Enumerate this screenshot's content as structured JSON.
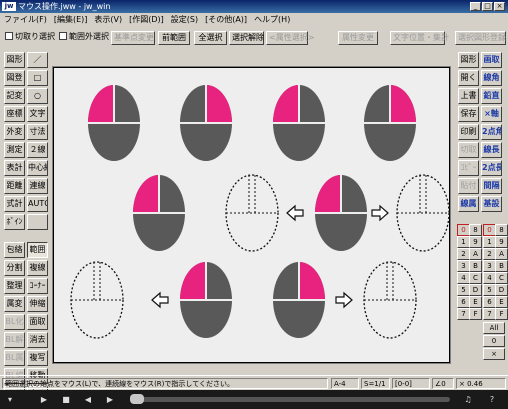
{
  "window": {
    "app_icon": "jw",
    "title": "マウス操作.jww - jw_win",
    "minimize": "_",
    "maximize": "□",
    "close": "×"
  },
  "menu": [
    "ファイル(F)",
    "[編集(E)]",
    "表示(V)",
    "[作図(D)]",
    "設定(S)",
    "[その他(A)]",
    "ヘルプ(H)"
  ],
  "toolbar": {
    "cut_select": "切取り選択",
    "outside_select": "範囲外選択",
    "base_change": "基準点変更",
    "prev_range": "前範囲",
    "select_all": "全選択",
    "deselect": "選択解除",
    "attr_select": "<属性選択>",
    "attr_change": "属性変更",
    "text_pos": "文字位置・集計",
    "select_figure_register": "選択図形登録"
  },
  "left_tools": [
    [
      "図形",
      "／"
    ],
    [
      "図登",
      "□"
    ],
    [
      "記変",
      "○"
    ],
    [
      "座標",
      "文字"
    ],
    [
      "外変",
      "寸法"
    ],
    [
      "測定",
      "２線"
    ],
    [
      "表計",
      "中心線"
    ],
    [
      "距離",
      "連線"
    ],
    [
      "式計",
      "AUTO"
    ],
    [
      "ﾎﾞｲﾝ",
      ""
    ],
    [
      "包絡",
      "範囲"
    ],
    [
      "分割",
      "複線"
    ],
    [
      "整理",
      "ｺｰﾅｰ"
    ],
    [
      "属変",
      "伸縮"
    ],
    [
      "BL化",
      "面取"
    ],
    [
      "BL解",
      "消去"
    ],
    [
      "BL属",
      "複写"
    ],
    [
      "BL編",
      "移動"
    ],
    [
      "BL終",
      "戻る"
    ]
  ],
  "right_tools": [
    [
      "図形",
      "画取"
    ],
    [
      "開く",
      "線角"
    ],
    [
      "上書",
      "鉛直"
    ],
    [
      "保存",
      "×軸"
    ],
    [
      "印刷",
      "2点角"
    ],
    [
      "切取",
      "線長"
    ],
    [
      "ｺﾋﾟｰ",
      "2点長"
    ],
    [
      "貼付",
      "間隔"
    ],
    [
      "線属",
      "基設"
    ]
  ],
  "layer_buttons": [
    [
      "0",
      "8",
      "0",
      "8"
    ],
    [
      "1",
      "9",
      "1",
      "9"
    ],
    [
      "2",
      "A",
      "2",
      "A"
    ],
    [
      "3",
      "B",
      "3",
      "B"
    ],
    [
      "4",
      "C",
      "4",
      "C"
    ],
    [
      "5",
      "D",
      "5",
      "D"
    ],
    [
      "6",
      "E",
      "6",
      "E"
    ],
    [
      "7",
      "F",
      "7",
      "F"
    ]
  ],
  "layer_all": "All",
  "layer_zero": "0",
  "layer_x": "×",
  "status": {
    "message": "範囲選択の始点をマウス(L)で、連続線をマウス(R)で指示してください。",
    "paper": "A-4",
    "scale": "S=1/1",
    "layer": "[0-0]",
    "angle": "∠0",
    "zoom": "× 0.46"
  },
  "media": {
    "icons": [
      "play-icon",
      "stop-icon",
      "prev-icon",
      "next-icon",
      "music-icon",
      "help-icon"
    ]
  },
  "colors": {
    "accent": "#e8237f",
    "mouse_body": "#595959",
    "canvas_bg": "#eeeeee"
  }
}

▶ _Aim of the task_
Without the pictures, restate each entry exactly.

▶ _Output for this exercise_
Enumerate this screenshot's content as structured JSON.
{
  "window": {
    "app_icon": "jw",
    "title": "マウス操作.jww - jw_win",
    "minimize": "_",
    "maximize": "□",
    "close": "×"
  },
  "menu": [
    "ファイル(F)",
    "[編集(E)]",
    "表示(V)",
    "[作図(D)]",
    "設定(S)",
    "[その他(A)]",
    "ヘルプ(H)"
  ],
  "toolbar": {
    "cut_select": "切取り選択",
    "outside_select": "範囲外選択",
    "base_change": "基準点変更",
    "prev_range": "前範囲",
    "select_all": "全選択",
    "deselect": "選択解除",
    "attr_select": "<属性選択>",
    "attr_change": "属性変更",
    "text_pos": "文字位置・集計",
    "select_figure_register": "選択図形登録"
  },
  "left_tools": [
    [
      "図形",
      "／"
    ],
    [
      "図登",
      "□"
    ],
    [
      "記変",
      "○"
    ],
    [
      "座標",
      "文字"
    ],
    [
      "外変",
      "寸法"
    ],
    [
      "測定",
      "２線"
    ],
    [
      "表計",
      "中心線"
    ],
    [
      "距離",
      "連線"
    ],
    [
      "式計",
      "AUTO"
    ],
    [
      "ﾎﾞｲﾝ",
      ""
    ],
    [
      "包絡",
      "範囲"
    ],
    [
      "分割",
      "複線"
    ],
    [
      "整理",
      "ｺｰﾅｰ"
    ],
    [
      "属変",
      "伸縮"
    ],
    [
      "BL化",
      "面取"
    ],
    [
      "BL解",
      "消去"
    ],
    [
      "BL属",
      "複写"
    ],
    [
      "BL編",
      "移動"
    ],
    [
      "BL終",
      "戻る"
    ]
  ],
  "right_tools": [
    [
      "図形",
      "画取"
    ],
    [
      "開く",
      "線角"
    ],
    [
      "上書",
      "鉛直"
    ],
    [
      "保存",
      "×軸"
    ],
    [
      "印刷",
      "2点角"
    ],
    [
      "切取",
      "線長"
    ],
    [
      "ｺﾋﾟｰ",
      "2点長"
    ],
    [
      "貼付",
      "間隔"
    ],
    [
      "線属",
      "基設"
    ]
  ],
  "layer_buttons": [
    [
      "0",
      "8",
      "0",
      "8"
    ],
    [
      "1",
      "9",
      "1",
      "9"
    ],
    [
      "2",
      "A",
      "2",
      "A"
    ],
    [
      "3",
      "B",
      "3",
      "B"
    ],
    [
      "4",
      "C",
      "4",
      "C"
    ],
    [
      "5",
      "D",
      "5",
      "D"
    ],
    [
      "6",
      "E",
      "6",
      "E"
    ],
    [
      "7",
      "F",
      "7",
      "F"
    ]
  ],
  "layer_all": "All",
  "layer_zero": "0",
  "layer_x": "×",
  "status": {
    "message": "範囲選択の始点をマウス(L)で、連続線をマウス(R)で指示してください。",
    "paper": "A-4",
    "scale": "S=1/1",
    "layer": "[0-0]",
    "angle": "∠0",
    "zoom": "× 0.46"
  },
  "media": {
    "icons": [
      "play-icon",
      "stop-icon",
      "prev-icon",
      "next-icon",
      "music-icon",
      "help-icon"
    ]
  },
  "colors": {
    "accent": "#e8237f",
    "mouse_body": "#595959",
    "canvas_bg": "#eeeeee"
  }
}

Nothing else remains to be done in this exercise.